■ Given problem
Copy each line below that contains "name".

■ Data to process
.....
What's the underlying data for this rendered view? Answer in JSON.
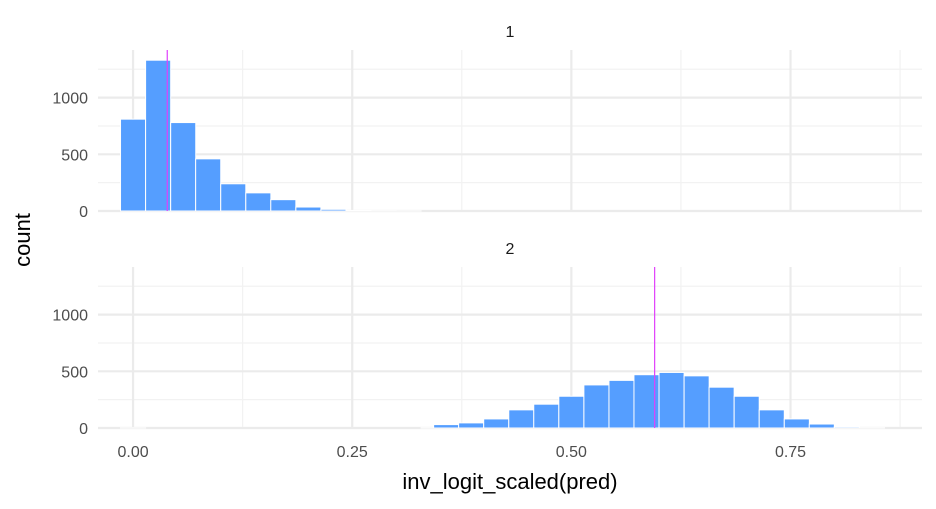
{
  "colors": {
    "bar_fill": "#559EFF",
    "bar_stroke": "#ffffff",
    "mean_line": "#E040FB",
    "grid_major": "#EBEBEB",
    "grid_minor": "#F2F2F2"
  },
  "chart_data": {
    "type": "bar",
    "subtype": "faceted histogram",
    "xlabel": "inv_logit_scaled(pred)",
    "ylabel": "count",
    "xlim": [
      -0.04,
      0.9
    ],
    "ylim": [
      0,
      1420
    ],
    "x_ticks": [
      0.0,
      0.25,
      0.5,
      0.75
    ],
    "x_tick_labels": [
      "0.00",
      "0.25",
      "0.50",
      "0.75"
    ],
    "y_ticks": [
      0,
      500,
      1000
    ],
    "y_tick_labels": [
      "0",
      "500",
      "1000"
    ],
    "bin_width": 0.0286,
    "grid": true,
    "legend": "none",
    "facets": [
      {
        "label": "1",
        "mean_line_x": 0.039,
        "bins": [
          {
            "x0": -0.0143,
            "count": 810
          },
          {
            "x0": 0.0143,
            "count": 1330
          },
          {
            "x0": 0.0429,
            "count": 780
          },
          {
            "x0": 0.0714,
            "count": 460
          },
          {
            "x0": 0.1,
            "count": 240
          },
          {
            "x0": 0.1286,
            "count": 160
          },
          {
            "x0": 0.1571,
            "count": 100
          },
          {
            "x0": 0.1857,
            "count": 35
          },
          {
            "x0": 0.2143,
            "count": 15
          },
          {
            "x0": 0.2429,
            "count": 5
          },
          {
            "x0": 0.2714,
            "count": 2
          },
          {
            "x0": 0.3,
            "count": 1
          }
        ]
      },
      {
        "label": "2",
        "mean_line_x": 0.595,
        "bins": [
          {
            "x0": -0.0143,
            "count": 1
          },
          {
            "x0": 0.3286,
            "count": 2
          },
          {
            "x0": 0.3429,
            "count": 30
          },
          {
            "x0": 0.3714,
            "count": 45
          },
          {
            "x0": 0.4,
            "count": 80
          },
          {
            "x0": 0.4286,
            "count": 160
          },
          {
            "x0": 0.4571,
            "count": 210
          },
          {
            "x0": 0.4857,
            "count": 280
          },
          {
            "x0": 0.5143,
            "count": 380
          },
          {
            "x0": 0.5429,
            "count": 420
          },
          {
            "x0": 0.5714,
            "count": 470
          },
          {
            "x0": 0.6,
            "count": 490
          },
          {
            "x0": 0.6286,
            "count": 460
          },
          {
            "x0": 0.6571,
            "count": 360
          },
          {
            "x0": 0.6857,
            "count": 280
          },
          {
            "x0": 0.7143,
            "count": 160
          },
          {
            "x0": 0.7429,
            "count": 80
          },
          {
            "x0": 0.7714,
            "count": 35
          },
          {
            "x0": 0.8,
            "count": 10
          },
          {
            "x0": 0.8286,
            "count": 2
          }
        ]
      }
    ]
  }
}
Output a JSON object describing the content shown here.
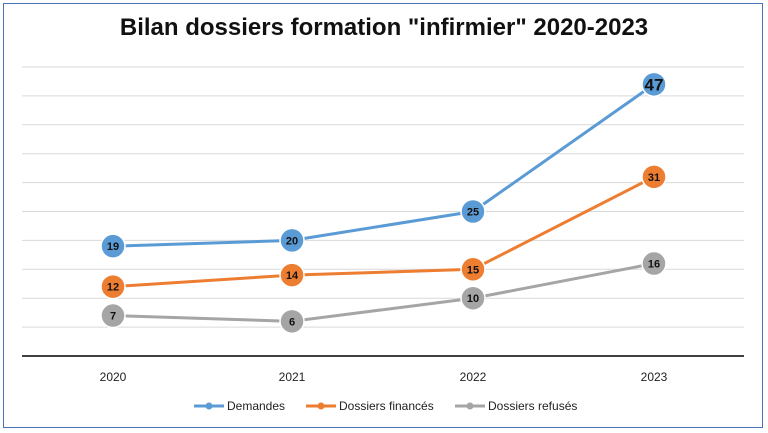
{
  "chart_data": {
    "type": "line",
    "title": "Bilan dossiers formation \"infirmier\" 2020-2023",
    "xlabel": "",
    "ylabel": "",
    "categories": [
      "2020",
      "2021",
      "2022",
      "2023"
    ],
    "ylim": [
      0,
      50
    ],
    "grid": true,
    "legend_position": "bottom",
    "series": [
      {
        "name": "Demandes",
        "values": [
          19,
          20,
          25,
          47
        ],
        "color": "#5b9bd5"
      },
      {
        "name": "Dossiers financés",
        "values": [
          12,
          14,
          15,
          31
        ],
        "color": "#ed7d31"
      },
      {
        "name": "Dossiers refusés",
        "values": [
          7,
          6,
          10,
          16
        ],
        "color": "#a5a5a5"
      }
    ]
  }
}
.....
■ Exercise answer
        "name": "Demandes",
        "name": "Dossiers financés",
        "name": "Dossiers refusés",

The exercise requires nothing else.